Job: Print the data line for line, beginning with its very first line and stopping after the line that contains "key-legend-box: Your score", including that line.

**** Data to process ****

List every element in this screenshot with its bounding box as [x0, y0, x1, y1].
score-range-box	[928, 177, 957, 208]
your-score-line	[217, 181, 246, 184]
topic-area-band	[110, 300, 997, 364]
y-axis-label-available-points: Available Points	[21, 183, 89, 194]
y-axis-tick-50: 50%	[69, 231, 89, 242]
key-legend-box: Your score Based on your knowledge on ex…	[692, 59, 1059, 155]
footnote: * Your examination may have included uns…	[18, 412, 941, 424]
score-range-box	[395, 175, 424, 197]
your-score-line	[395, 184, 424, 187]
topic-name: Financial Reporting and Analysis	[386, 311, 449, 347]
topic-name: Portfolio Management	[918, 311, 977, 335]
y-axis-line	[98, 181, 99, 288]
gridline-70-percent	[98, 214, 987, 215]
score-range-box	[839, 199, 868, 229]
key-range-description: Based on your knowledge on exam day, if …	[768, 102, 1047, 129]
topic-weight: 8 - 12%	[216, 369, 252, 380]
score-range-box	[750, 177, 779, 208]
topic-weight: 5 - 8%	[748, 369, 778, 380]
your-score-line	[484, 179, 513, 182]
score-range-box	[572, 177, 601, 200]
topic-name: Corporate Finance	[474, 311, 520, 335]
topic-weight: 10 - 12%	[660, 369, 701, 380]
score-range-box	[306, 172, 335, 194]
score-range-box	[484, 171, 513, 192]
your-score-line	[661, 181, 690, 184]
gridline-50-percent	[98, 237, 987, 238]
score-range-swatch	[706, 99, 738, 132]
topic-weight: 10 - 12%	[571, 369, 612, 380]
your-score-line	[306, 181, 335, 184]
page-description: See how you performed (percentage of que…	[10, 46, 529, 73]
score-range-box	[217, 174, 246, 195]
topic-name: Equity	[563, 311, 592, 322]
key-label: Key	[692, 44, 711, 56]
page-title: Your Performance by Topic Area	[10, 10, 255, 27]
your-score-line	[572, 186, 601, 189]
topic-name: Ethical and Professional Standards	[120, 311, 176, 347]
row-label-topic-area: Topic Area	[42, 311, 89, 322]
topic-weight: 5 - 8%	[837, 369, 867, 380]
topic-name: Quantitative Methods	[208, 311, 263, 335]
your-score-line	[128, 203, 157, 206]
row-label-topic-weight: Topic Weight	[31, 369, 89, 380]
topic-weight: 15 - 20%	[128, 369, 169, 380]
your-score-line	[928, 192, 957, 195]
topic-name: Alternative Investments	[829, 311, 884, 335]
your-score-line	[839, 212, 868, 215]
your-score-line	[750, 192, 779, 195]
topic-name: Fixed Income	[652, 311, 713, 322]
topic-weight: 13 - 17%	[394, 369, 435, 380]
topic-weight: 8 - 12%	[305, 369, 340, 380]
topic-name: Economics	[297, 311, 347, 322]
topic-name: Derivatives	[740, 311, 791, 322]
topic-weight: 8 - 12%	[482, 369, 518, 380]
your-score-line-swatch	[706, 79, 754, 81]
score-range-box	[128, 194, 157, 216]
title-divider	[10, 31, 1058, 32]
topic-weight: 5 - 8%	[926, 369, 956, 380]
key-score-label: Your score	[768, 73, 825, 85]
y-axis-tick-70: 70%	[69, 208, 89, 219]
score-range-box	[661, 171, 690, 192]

****

Response for this exercise:
List every element in this screenshot with its bounding box as [x0, y0, x1, y1].
score-range-box	[928, 177, 957, 208]
your-score-line	[217, 181, 246, 184]
topic-area-band	[110, 300, 997, 364]
y-axis-label-available-points: Available Points	[21, 183, 89, 194]
y-axis-tick-50: 50%	[69, 231, 89, 242]
key-legend-box: Your score Based on your knowledge on ex…	[692, 59, 1059, 155]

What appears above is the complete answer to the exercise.